PROBLEM STATEMENT -> Print every entry word for word, but omit the pictures.

RECORDS FOR THE TASK ->
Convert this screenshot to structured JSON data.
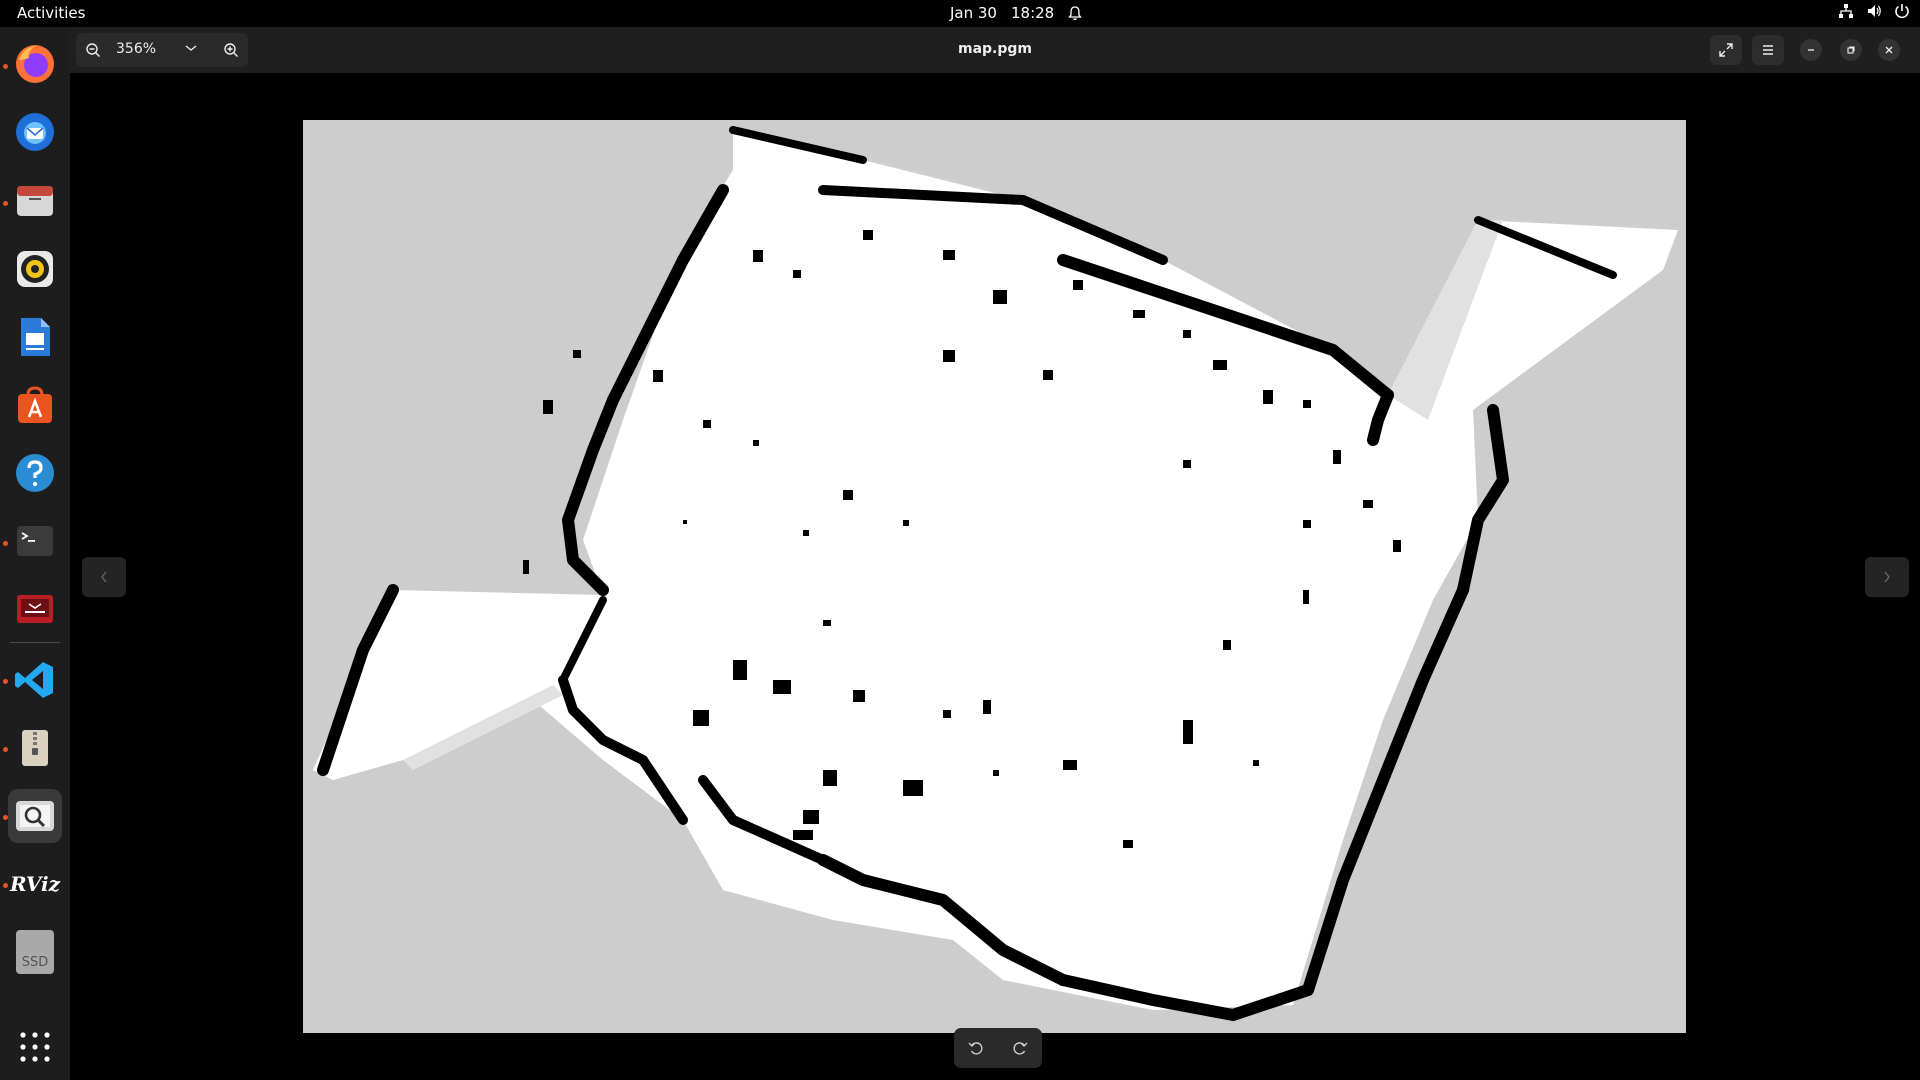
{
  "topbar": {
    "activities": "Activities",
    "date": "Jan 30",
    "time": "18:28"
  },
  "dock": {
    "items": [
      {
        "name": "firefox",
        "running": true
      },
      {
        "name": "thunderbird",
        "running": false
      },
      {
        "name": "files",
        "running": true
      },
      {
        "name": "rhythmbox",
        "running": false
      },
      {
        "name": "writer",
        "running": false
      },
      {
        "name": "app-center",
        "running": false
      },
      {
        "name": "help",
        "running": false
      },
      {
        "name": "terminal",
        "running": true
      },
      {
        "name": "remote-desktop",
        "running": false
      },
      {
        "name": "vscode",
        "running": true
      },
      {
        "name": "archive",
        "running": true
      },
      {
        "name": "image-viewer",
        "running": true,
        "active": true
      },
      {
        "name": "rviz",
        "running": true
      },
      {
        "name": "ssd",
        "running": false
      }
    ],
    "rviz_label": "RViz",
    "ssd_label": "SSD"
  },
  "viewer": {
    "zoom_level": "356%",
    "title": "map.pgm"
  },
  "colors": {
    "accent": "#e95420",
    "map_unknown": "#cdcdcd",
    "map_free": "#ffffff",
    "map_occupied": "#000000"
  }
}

CORRECT ANSWER ->
Convert this screenshot to structured JSON data.
{
  "topbar": {
    "activities": "Activities",
    "date": "Jan 30",
    "time": "18:28"
  },
  "dock": {
    "items": [
      {
        "name": "firefox",
        "running": true
      },
      {
        "name": "thunderbird",
        "running": false
      },
      {
        "name": "files",
        "running": true
      },
      {
        "name": "rhythmbox",
        "running": false
      },
      {
        "name": "writer",
        "running": false
      },
      {
        "name": "app-center",
        "running": false
      },
      {
        "name": "help",
        "running": false
      },
      {
        "name": "terminal",
        "running": true
      },
      {
        "name": "remote-desktop",
        "running": false
      },
      {
        "name": "vscode",
        "running": true
      },
      {
        "name": "archive",
        "running": true
      },
      {
        "name": "image-viewer",
        "running": true,
        "active": true
      },
      {
        "name": "rviz",
        "running": true
      },
      {
        "name": "ssd",
        "running": false
      }
    ],
    "rviz_label": "RViz",
    "ssd_label": "SSD"
  },
  "viewer": {
    "zoom_level": "356%",
    "title": "map.pgm"
  },
  "colors": {
    "accent": "#e95420",
    "map_unknown": "#cdcdcd",
    "map_free": "#ffffff",
    "map_occupied": "#000000"
  }
}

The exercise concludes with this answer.